#### [TASK TO CARRY OUT]
Copy every line of the listing below word for word, leaving out the pictures.

Image region annotations
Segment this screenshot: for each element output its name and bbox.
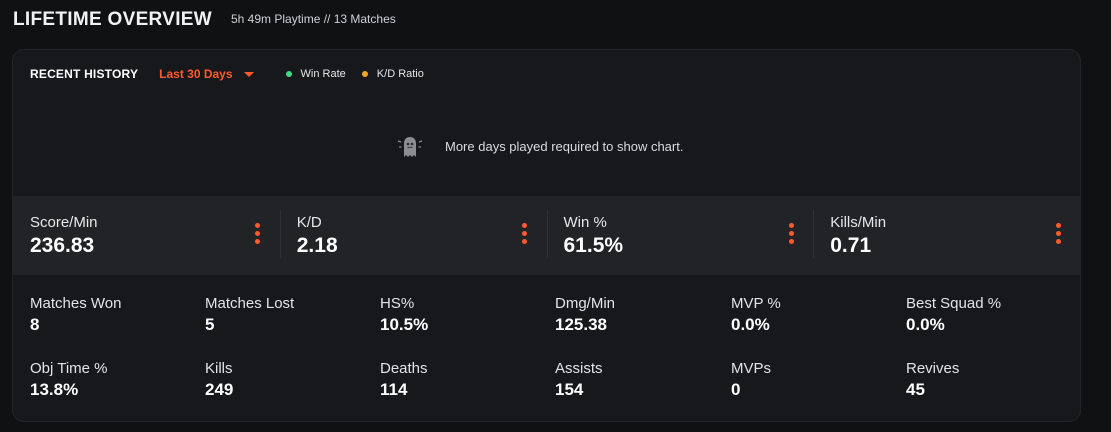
highlight-stat-kd: K/D 2.18 — [279, 196, 547, 275]
stat-kills: Kills 249 — [205, 360, 233, 400]
stat-label: Assists — [555, 360, 603, 377]
win-rate-dot-icon — [285, 71, 292, 77]
recent-history-bar: RECENT HISTORY Last 30 Days Win Rate K/D… — [30, 66, 440, 82]
stat-matches-lost: Matches Lost 5 — [205, 295, 294, 335]
stat-dmg-per-min: Dmg/Min 125.38 — [555, 295, 615, 335]
stat-label: Matches Lost — [205, 295, 295, 312]
section-header: LIFETIME OVERVIEW 5h 49m Playtime // 13 … — [13, 9, 396, 31]
legend-item-win-rate: Win Rate — [285, 68, 346, 80]
stat-value: 0.71 — [830, 234, 872, 257]
stat-label: Matches Won — [30, 295, 122, 312]
stat-value: 13.8% — [30, 380, 79, 399]
stat-label: Revives — [906, 360, 960, 377]
chart-legend: Win Rate K/D Ratio — [285, 68, 440, 80]
stat-value: 0.0% — [731, 315, 770, 334]
stat-hs-percent: HS% 10.5% — [380, 295, 428, 335]
legend-label: K/D Ratio — [376, 68, 424, 80]
stat-value: 249 — [205, 380, 234, 399]
stat-value: 0.0% — [906, 315, 945, 334]
stat-label: K/D — [296, 214, 322, 231]
more-options-icon[interactable] — [522, 223, 528, 247]
highlight-stat-kills-per-min: Kills/Min 0.71 — [813, 196, 1080, 275]
stat-label: HS% — [380, 295, 415, 312]
stat-value: 61.5% — [563, 234, 624, 257]
stat-revives: Revives 45 — [906, 360, 959, 400]
stat-value: 5 — [205, 315, 215, 334]
recent-history-title: RECENT HISTORY — [30, 67, 139, 81]
stat-label: Score/Min — [30, 214, 98, 231]
legend-item-kd-ratio: K/D Ratio — [361, 68, 424, 80]
stat-mvps: MVPs 0 — [731, 360, 771, 400]
stat-value: 45 — [906, 380, 925, 399]
stat-value: 154 — [555, 380, 584, 399]
stat-label: Obj Time % — [30, 360, 108, 377]
highlight-stat-win-percent: Win % 61.5% — [546, 196, 814, 275]
legend-label: Win Rate — [300, 68, 346, 80]
more-options-icon[interactable] — [255, 223, 261, 247]
stat-value: 8 — [30, 315, 40, 334]
stat-label: Win % — [563, 214, 607, 231]
stat-obj-time-percent: Obj Time % 13.8% — [30, 360, 108, 400]
more-options-icon[interactable] — [1055, 223, 1061, 247]
stat-value: 236.83 — [30, 234, 95, 257]
divider — [813, 210, 815, 258]
stat-value: 0 — [731, 380, 741, 399]
stat-label: MVP % — [731, 295, 781, 312]
stat-label: Best Squad % — [906, 295, 1002, 312]
stat-matches-won: Matches Won 8 — [30, 295, 121, 335]
playtime-summary: 5h 49m Playtime // 13 Matches — [231, 12, 396, 26]
more-options-icon[interactable] — [788, 223, 794, 247]
divider — [546, 210, 548, 258]
stat-label: Kills/Min — [830, 214, 887, 231]
stats-row: Obj Time % 13.8% Kills 249 Deaths 114 As… — [30, 360, 1080, 421]
stat-best-squad-percent: Best Squad % 0.0% — [906, 295, 1001, 335]
stats-row: Matches Won 8 Matches Lost 5 HS% 10.5% D… — [30, 295, 1080, 360]
stat-label: Deaths — [380, 360, 428, 377]
stat-deaths: Deaths 114 — [380, 360, 428, 400]
stat-label: Kills — [205, 360, 233, 377]
stat-assists: Assists 154 — [555, 360, 603, 400]
overview-card: RECENT HISTORY Last 30 Days Win Rate K/D… — [12, 49, 1081, 422]
kd-ratio-dot-icon — [361, 71, 368, 77]
stat-value: 2.18 — [296, 234, 338, 257]
highlight-stat-score-per-min: Score/Min 236.83 — [13, 196, 280, 275]
chart-empty-state: More days played required to show chart. — [395, 132, 683, 160]
ghost-icon — [397, 137, 423, 157]
lifetime-overview-page: LIFETIME OVERVIEW 5h 49m Playtime // 13 … — [0, 0, 1111, 432]
date-range-label: Last 30 Days — [159, 67, 233, 81]
stat-value: 125.38 — [555, 315, 607, 334]
highlight-stats-bar: Score/Min 236.83 K/D 2.18 Win % 61.5% Ki… — [13, 196, 1080, 275]
stat-label: Dmg/Min — [555, 295, 616, 312]
divider — [279, 210, 281, 258]
section-title: LIFETIME OVERVIEW — [13, 9, 212, 30]
chevron-down-icon — [243, 71, 254, 77]
stats-grid: Matches Won 8 Matches Lost 5 HS% 10.5% D… — [30, 295, 1080, 421]
stat-label: MVPs — [731, 360, 772, 377]
date-range-dropdown[interactable]: Last 30 Days — [159, 67, 254, 81]
stat-mvp-percent: MVP % 0.0% — [731, 295, 781, 335]
stat-value: 10.5% — [380, 315, 429, 334]
empty-chart-message: More days played required to show chart. — [445, 138, 684, 154]
stat-value: 114 — [380, 380, 408, 399]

#### [OUTPUT OF THE TASK]
Segment this screenshot: for each element output its name and bbox.
highlight-stat-kd: K/D 2.18 — [279, 196, 547, 275]
stat-kills: Kills 249 — [205, 360, 233, 400]
stat-label: Assists — [555, 360, 603, 377]
win-rate-dot-icon — [285, 71, 292, 77]
recent-history-bar: RECENT HISTORY Last 30 Days Win Rate K/D… — [30, 66, 440, 82]
stat-matches-lost: Matches Lost 5 — [205, 295, 294, 335]
stat-dmg-per-min: Dmg/Min 125.38 — [555, 295, 615, 335]
stat-label: Matches Lost — [205, 295, 295, 312]
section-header: LIFETIME OVERVIEW 5h 49m Playtime // 13 … — [13, 9, 396, 31]
legend-item-win-rate: Win Rate — [285, 68, 346, 80]
stat-value: 0.71 — [830, 234, 872, 257]
stat-label: Matches Won — [30, 295, 122, 312]
stat-value: 13.8% — [30, 380, 79, 399]
stat-label: Revives — [906, 360, 960, 377]
chart-legend: Win Rate K/D Ratio — [285, 68, 440, 80]
stat-value: 0.0% — [731, 315, 770, 334]
stat-hs-percent: HS% 10.5% — [380, 295, 428, 335]
legend-label: K/D Ratio — [376, 68, 424, 80]
stat-value: 249 — [205, 380, 234, 399]
stat-value: 0.0% — [906, 315, 945, 334]
stat-label: K/D — [296, 214, 322, 231]
more-options-icon[interactable] — [522, 223, 528, 247]
highlight-stat-kills-per-min: Kills/Min 0.71 — [813, 196, 1080, 275]
stat-label: HS% — [380, 295, 415, 312]
stat-value: 61.5% — [563, 234, 624, 257]
stat-revives: Revives 45 — [906, 360, 959, 400]
stat-value: 5 — [205, 315, 215, 334]
recent-history-title: RECENT HISTORY — [30, 67, 139, 81]
stat-label: Score/Min — [30, 214, 98, 231]
legend-item-kd-ratio: K/D Ratio — [361, 68, 424, 80]
stat-mvps: MVPs 0 — [731, 360, 771, 400]
stat-value: 45 — [906, 380, 925, 399]
stat-value: 154 — [555, 380, 584, 399]
stat-label: Obj Time % — [30, 360, 108, 377]
highlight-stat-win-percent: Win % 61.5% — [546, 196, 814, 275]
legend-label: Win Rate — [300, 68, 346, 80]
more-options-icon[interactable] — [255, 223, 261, 247]
stat-value: 8 — [30, 315, 40, 334]
stat-label: Win % — [563, 214, 607, 231]
stat-obj-time-percent: Obj Time % 13.8% — [30, 360, 108, 400]
more-options-icon[interactable] — [1055, 223, 1061, 247]
stat-value: 236.83 — [30, 234, 95, 257]
divider — [813, 210, 815, 258]
stat-value: 0 — [731, 380, 741, 399]
stat-label: MVP % — [731, 295, 781, 312]
stat-label: Best Squad % — [906, 295, 1002, 312]
stat-matches-won: Matches Won 8 — [30, 295, 121, 335]
playtime-summary: 5h 49m Playtime // 13 Matches — [231, 12, 396, 26]
more-options-icon[interactable] — [788, 223, 794, 247]
divider — [546, 210, 548, 258]
stat-label: Kills/Min — [830, 214, 887, 231]
stats-row: Obj Time % 13.8% Kills 249 Deaths 114 As… — [30, 360, 1080, 421]
stat-best-squad-percent: Best Squad % 0.0% — [906, 295, 1001, 335]
stats-row: Matches Won 8 Matches Lost 5 HS% 10.5% D… — [30, 295, 1080, 360]
stat-label: Deaths — [380, 360, 428, 377]
stat-deaths: Deaths 114 — [380, 360, 428, 400]
stat-label: Kills — [205, 360, 233, 377]
stat-assists: Assists 154 — [555, 360, 603, 400]
overview-card: RECENT HISTORY Last 30 Days Win Rate K/D… — [12, 49, 1081, 422]
kd-ratio-dot-icon — [361, 71, 368, 77]
stat-value: 2.18 — [296, 234, 338, 257]
highlight-stat-score-per-min: Score/Min 236.83 — [13, 196, 280, 275]
chart-empty-state: More days played required to show chart. — [395, 132, 683, 160]
ghost-icon — [397, 137, 423, 157]
lifetime-overview-page: LIFETIME OVERVIEW 5h 49m Playtime // 13 … — [0, 0, 1111, 432]
date-range-label: Last 30 Days — [159, 67, 233, 81]
stat-value: 125.38 — [555, 315, 607, 334]
highlight-stats-bar: Score/Min 236.83 K/D 2.18 Win % 61.5% Ki… — [13, 196, 1080, 275]
stat-label: Dmg/Min — [555, 295, 616, 312]
divider — [279, 210, 281, 258]
section-title: LIFETIME OVERVIEW — [13, 9, 212, 30]
chevron-down-icon — [243, 71, 254, 77]
stats-grid: Matches Won 8 Matches Lost 5 HS% 10.5% D… — [30, 295, 1080, 421]
stat-label: MVPs — [731, 360, 772, 377]
date-range-dropdown[interactable]: Last 30 Days — [159, 67, 254, 81]
stat-mvp-percent: MVP % 0.0% — [731, 295, 781, 335]
stat-value: 10.5% — [380, 315, 429, 334]
empty-chart-message: More days played required to show chart. — [445, 138, 684, 154]
stat-value: 114 — [380, 380, 408, 399]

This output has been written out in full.